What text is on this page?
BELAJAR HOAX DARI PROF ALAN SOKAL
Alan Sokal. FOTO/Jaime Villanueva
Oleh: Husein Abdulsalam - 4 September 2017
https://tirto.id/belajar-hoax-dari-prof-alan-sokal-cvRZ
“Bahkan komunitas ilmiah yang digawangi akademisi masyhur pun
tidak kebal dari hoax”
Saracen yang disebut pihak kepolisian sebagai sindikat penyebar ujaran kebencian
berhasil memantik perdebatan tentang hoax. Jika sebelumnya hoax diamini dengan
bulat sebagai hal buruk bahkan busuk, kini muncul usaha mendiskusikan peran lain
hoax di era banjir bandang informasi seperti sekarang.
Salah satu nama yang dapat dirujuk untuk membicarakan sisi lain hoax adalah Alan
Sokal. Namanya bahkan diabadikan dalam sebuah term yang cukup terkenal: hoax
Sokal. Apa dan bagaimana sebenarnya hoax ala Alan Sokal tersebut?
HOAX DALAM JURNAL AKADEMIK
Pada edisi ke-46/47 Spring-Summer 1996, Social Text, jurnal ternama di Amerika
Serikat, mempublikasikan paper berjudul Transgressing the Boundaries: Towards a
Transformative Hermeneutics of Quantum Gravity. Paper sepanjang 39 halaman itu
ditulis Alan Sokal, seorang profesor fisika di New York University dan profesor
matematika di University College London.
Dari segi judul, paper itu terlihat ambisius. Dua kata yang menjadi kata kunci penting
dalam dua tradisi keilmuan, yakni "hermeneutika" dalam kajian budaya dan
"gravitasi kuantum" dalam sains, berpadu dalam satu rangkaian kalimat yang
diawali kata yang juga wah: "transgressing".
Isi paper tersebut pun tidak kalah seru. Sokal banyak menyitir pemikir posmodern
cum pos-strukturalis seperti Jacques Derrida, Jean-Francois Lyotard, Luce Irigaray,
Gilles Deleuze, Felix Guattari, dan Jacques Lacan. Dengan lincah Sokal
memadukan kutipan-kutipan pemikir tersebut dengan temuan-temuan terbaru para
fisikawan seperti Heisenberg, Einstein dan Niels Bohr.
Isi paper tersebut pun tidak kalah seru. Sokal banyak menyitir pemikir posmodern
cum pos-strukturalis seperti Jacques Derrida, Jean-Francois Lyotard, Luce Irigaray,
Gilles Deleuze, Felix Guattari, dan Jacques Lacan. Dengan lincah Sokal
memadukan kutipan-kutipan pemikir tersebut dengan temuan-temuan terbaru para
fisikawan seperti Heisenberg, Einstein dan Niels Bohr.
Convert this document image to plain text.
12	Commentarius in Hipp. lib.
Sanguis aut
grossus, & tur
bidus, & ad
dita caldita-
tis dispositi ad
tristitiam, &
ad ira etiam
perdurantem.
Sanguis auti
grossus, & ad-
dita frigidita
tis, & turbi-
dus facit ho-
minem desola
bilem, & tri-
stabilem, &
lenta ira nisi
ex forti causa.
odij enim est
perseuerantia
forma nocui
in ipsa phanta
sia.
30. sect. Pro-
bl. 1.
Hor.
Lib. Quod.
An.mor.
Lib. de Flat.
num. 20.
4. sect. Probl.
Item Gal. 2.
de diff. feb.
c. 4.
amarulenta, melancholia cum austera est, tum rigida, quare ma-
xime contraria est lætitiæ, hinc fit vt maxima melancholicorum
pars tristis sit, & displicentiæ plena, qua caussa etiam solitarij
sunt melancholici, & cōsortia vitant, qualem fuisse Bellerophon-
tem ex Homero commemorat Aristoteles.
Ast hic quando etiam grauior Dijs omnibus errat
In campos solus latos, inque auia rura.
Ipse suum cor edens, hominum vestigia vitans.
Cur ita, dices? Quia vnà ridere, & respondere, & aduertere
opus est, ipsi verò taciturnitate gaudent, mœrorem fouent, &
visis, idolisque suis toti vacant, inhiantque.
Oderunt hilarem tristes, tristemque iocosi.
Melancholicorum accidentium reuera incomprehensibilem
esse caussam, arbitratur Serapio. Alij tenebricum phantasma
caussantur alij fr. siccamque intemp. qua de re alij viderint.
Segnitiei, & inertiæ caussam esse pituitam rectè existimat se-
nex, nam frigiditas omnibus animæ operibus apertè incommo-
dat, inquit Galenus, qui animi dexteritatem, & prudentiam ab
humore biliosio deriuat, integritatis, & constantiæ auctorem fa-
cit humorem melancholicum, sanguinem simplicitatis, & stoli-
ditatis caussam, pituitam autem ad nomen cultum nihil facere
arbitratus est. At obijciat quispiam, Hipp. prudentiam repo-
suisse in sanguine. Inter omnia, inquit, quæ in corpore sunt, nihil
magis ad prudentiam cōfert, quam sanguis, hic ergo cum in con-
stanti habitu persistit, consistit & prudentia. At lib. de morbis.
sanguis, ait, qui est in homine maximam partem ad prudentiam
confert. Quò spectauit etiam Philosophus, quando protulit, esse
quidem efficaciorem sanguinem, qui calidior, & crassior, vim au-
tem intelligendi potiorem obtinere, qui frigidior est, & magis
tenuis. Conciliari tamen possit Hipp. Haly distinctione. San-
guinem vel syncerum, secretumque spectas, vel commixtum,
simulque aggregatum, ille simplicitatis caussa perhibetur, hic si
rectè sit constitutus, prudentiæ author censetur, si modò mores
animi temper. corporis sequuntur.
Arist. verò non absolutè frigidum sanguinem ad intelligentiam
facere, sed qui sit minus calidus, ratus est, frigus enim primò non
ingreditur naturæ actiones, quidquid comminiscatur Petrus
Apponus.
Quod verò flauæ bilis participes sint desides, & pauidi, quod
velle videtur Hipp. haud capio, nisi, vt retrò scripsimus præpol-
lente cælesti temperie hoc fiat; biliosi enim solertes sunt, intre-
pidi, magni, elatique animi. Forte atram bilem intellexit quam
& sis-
* * *
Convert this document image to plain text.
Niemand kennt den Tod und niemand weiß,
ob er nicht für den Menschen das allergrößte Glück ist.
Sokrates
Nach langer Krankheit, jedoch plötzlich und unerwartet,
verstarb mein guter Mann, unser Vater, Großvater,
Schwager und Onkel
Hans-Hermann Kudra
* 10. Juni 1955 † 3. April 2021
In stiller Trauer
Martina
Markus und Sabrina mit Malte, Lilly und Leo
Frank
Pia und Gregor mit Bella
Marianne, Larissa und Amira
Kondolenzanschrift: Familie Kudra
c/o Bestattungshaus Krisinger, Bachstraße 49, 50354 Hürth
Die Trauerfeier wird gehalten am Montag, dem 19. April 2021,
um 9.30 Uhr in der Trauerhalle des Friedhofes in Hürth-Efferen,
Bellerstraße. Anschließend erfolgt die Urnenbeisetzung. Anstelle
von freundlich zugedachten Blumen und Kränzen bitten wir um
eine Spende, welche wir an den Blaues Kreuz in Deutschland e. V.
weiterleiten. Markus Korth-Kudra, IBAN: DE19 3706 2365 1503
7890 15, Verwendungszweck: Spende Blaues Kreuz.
==
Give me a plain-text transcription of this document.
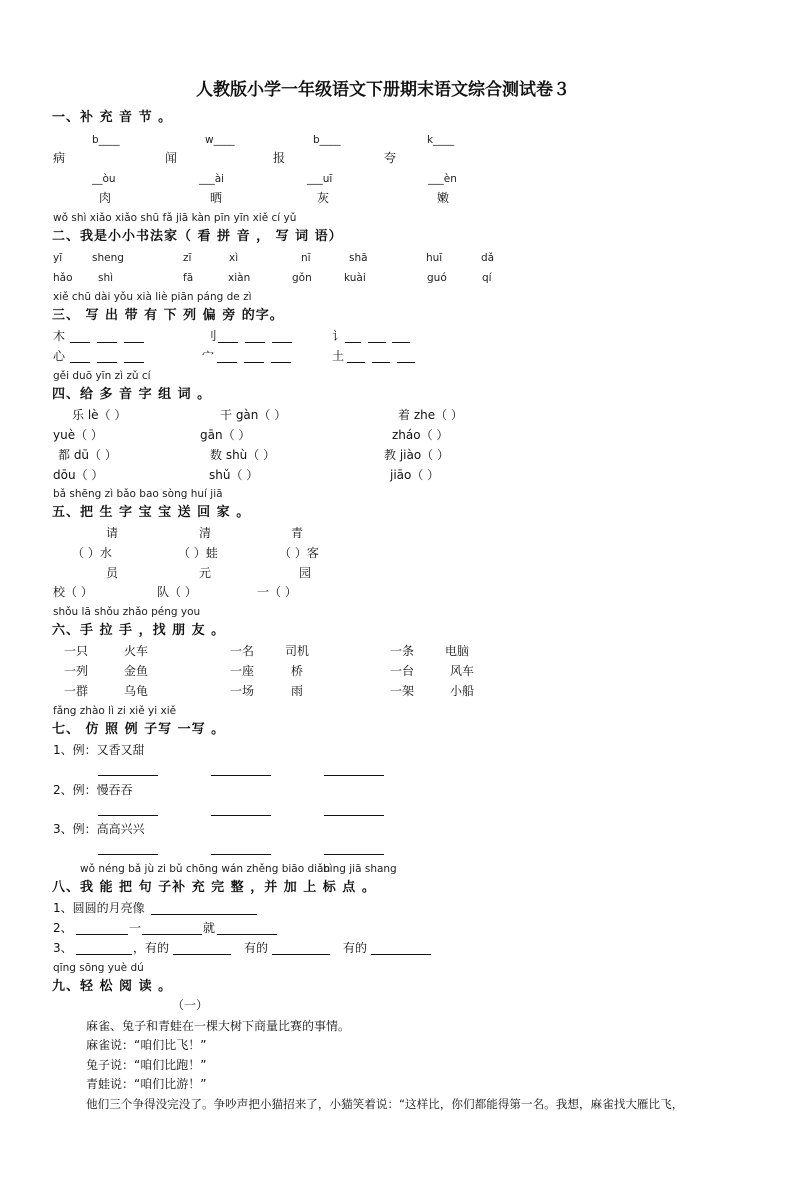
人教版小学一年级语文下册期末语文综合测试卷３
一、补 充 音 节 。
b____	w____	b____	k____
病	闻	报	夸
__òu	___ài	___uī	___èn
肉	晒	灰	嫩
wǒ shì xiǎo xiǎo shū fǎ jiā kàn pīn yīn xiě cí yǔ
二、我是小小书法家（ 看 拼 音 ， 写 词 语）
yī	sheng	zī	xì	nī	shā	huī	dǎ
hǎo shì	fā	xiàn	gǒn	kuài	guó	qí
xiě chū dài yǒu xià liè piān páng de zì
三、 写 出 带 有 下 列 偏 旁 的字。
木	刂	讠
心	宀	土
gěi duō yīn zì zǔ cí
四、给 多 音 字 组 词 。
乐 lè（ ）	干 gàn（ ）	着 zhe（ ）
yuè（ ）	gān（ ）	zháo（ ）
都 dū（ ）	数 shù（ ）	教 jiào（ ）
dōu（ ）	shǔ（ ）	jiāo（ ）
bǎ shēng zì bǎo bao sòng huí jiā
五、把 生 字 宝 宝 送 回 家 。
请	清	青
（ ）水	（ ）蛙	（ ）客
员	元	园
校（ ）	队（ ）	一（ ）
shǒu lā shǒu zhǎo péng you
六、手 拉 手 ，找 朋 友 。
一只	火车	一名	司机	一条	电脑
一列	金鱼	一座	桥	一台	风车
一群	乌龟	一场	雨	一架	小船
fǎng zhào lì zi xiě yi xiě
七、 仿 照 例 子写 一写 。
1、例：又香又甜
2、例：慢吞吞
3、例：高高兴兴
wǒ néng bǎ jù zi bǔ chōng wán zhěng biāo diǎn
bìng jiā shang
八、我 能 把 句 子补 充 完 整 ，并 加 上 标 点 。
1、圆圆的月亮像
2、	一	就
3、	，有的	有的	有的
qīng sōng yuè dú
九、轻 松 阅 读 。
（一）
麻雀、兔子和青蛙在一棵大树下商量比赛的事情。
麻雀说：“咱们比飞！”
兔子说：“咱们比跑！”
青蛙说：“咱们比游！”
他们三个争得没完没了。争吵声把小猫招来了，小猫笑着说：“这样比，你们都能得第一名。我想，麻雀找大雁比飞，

*SET TASK*:
Lines containing the string "nihil" are to be selected and copied.

*RESULT OF THIS TASK*:
ditatis caussam, pituitam autem ad nomen cultum nihil facere
suisse in sanguine. Inter omnia, inquit, quæ in corpore sunt, nihil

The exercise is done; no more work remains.